***** SOURCE MATERIAL *****

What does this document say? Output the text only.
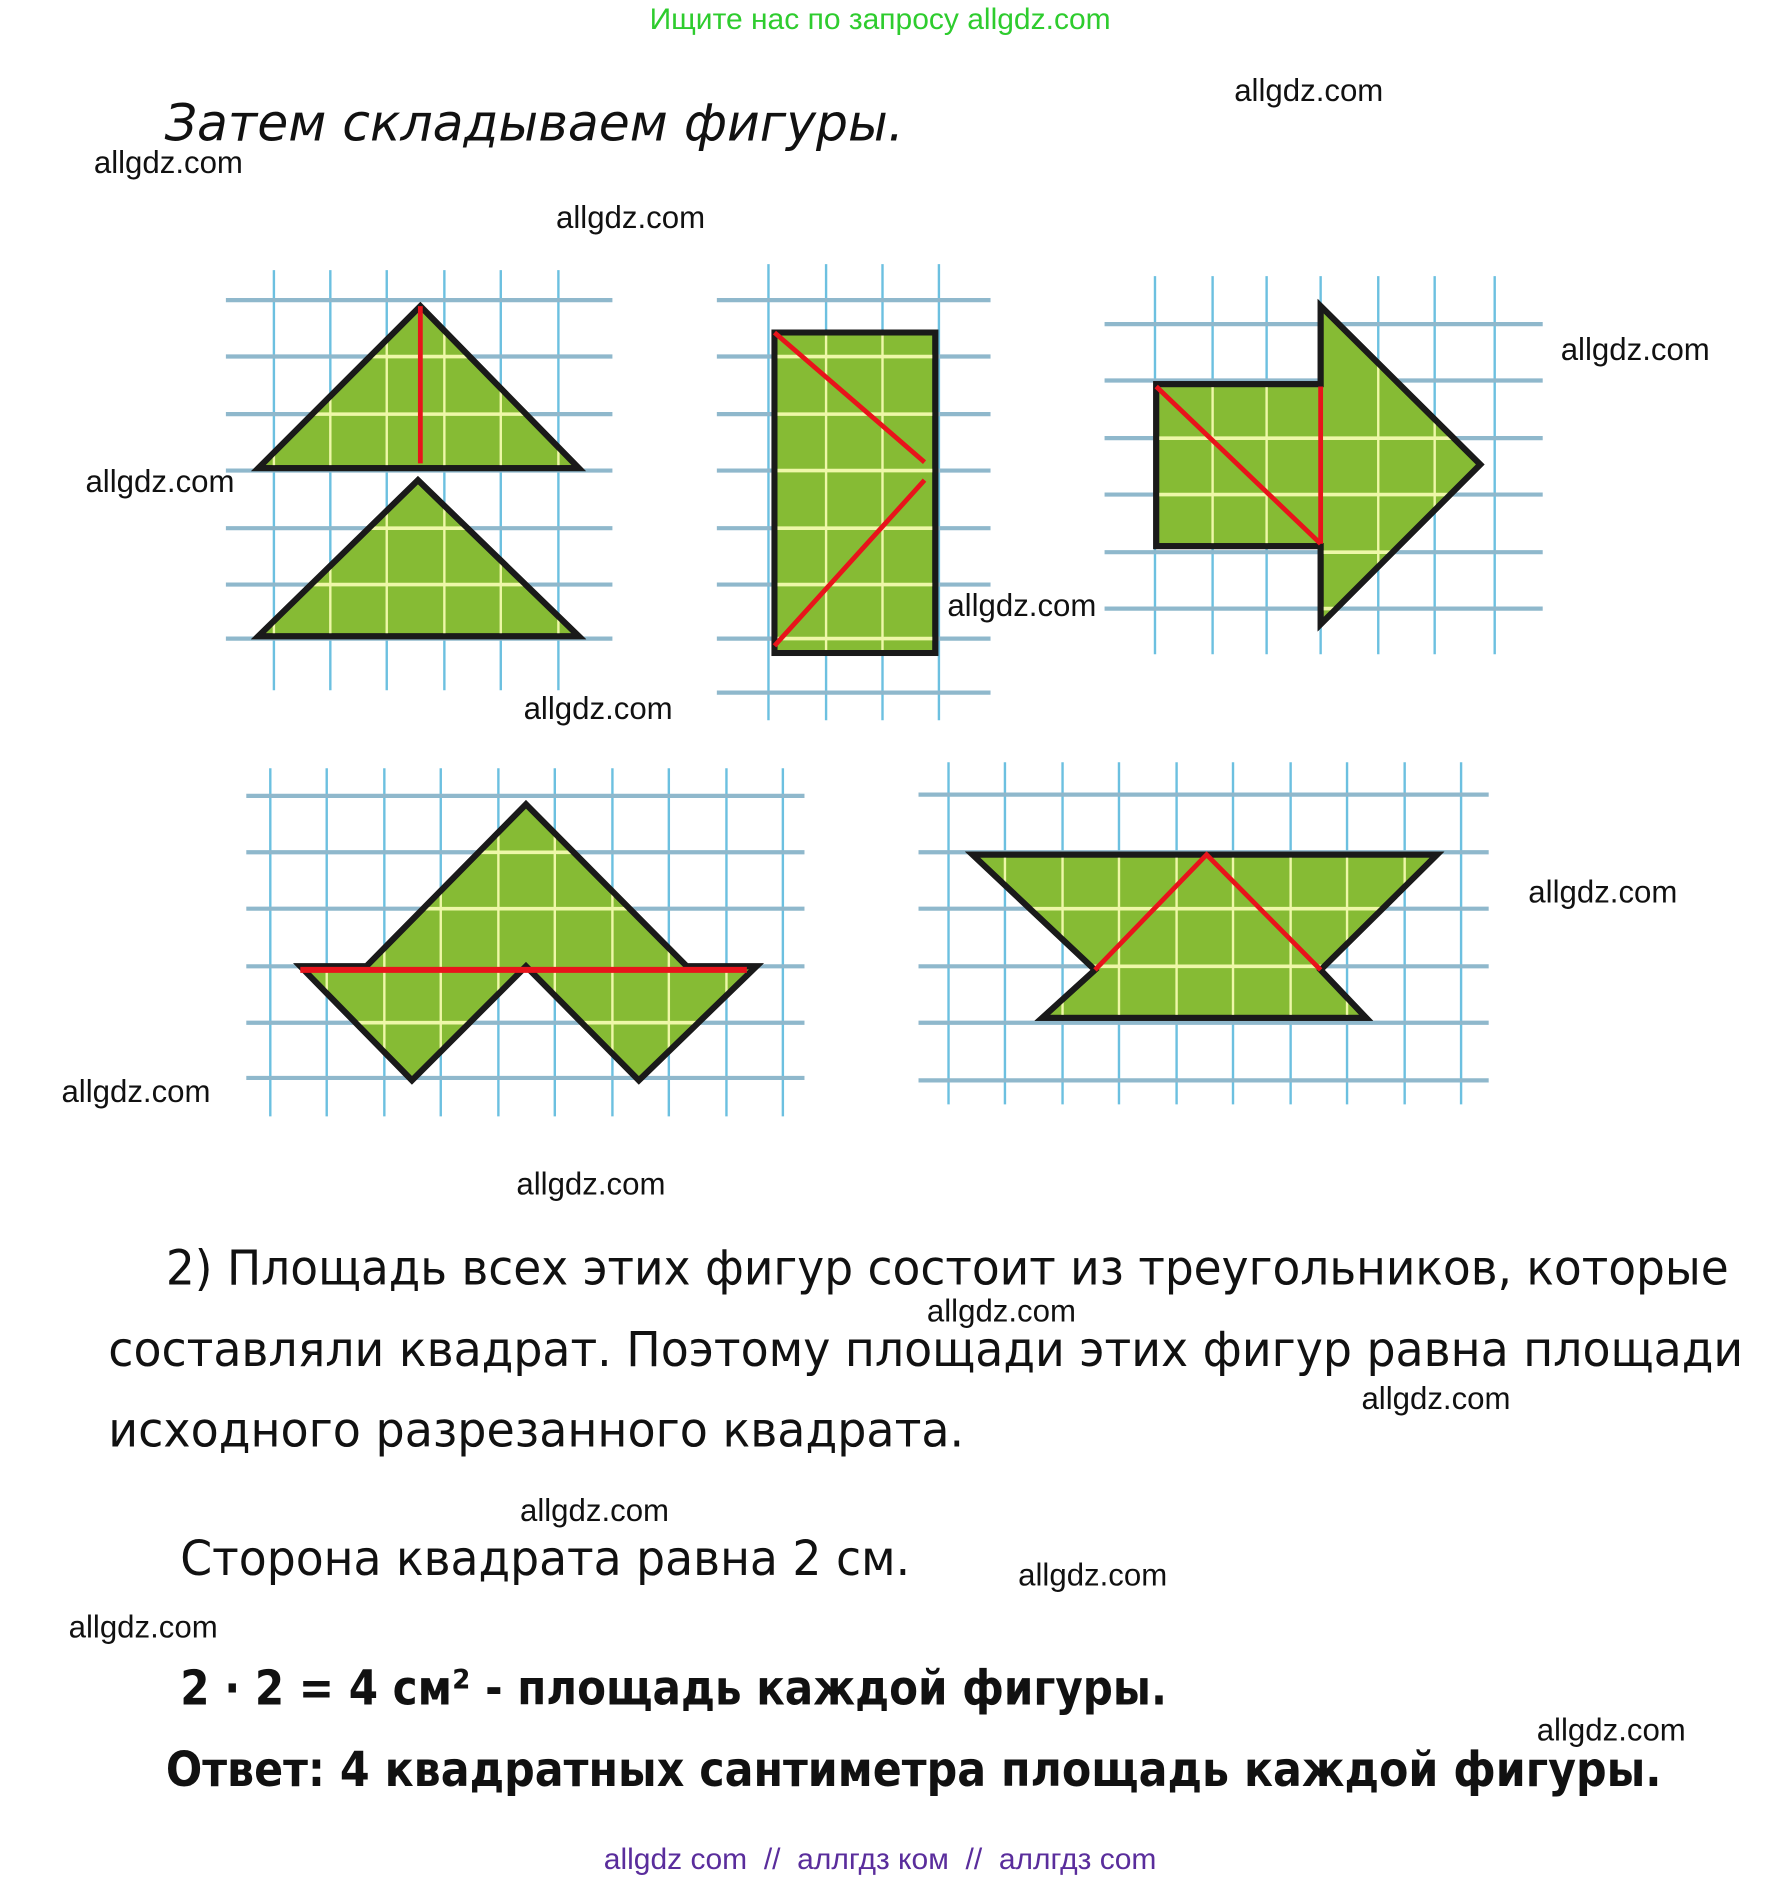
Ищите нас по запросу allgdz.com
Затем складываем фигуры.
allgdz.com
allgdz.com
allgdz.com
allgdz.com
allgdz.com
allgdz.com
allgdz.com
allgdz.com
allgdz.com
allgdz.com
allgdz.com
allgdz.com
allgdz.com
allgdz.com
allgdz.com
allgdz.com
2) Площадь всех этих фигур состоит из треугольников, которые
составляли квадрат. Поэтому площади этих фигур равна площади
исходного разрезанного квадрата.
Сторона квадрата равна 2 см.
2 · 2 = 4 см² - площадь каждой фигуры.
Ответ: 4 квадратных сантиметра площадь каждой фигуры.
allgdz com  //  аллгдз ком  //  аллгдз com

*****

> SET PROBLEM
From the data above, copy each line that has the string "этих".

> EXERCISE ANSWER
2) Площадь всех этих фигур состоит из треугольников, которые
составляли квадрат. Поэтому площади этих фигур равна площади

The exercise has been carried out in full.